### Work instructions
Check every line below for the word "this" and copy each one that has it.

### Stored records
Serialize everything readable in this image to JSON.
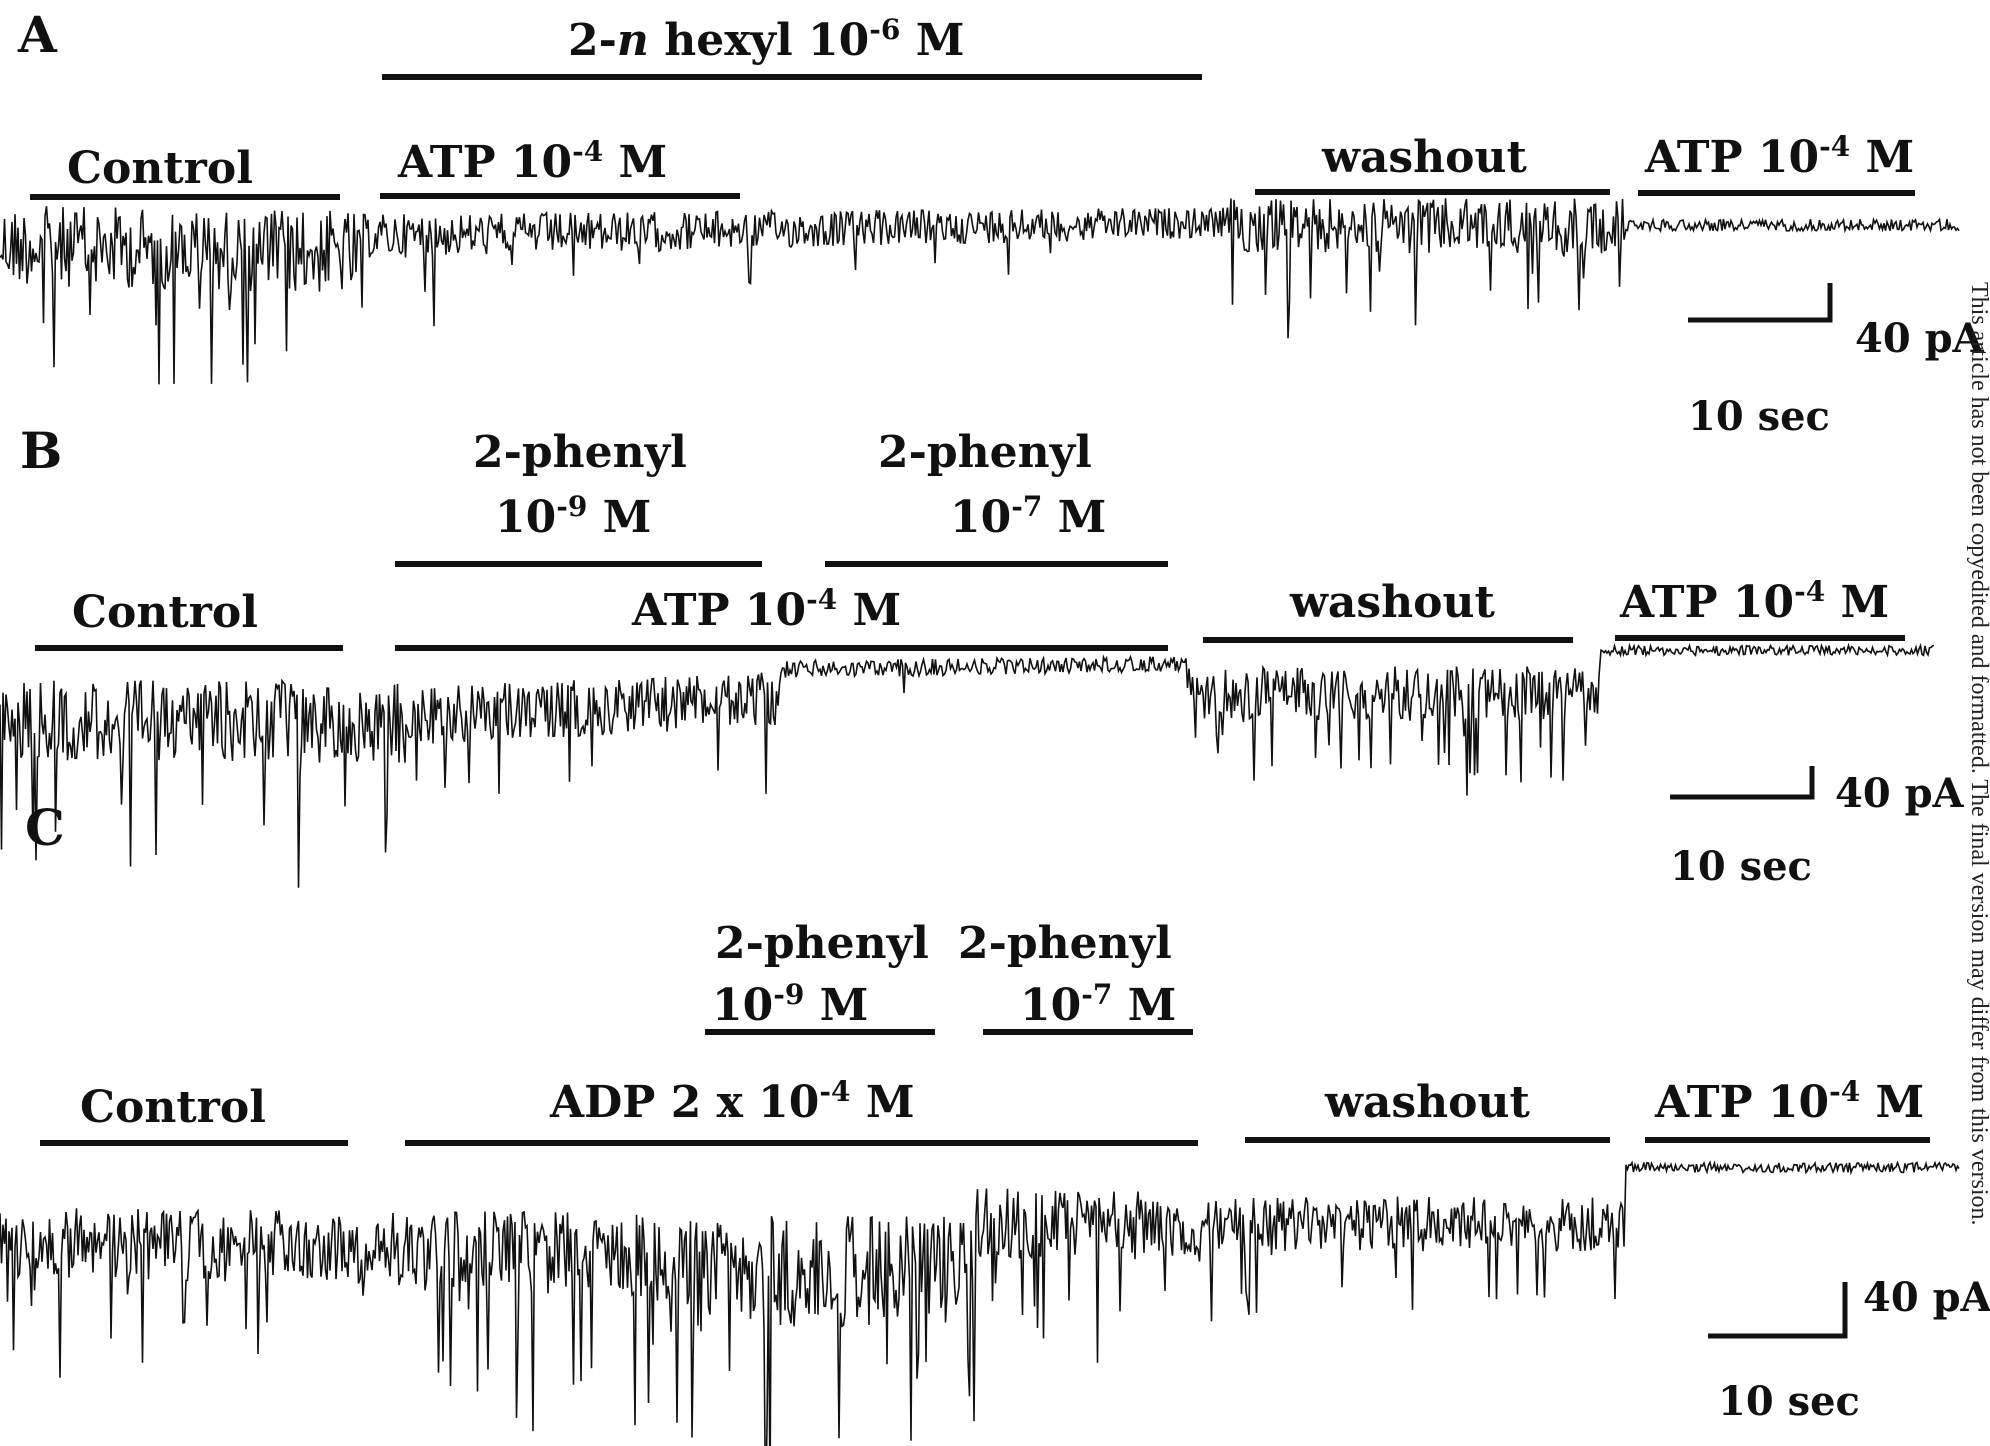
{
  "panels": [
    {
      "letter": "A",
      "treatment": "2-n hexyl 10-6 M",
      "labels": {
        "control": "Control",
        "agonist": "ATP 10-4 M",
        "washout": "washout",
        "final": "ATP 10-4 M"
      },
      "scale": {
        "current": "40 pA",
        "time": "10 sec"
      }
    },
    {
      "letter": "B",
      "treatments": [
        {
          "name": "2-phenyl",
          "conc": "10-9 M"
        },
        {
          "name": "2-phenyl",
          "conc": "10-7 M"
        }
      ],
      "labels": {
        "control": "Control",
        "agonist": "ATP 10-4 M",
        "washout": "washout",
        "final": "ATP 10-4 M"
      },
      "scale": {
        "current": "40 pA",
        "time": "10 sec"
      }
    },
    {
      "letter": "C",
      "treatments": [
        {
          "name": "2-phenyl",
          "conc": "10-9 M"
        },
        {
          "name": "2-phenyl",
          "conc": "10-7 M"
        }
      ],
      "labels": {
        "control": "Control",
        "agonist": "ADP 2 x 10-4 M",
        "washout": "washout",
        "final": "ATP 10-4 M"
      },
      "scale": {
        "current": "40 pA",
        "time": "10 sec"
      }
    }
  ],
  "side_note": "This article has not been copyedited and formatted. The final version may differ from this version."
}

### Final answer
Serialize everything readable in this image to JSON.
  "side_note": "This article has not been copyedited and formatted. The final version may differ from this version."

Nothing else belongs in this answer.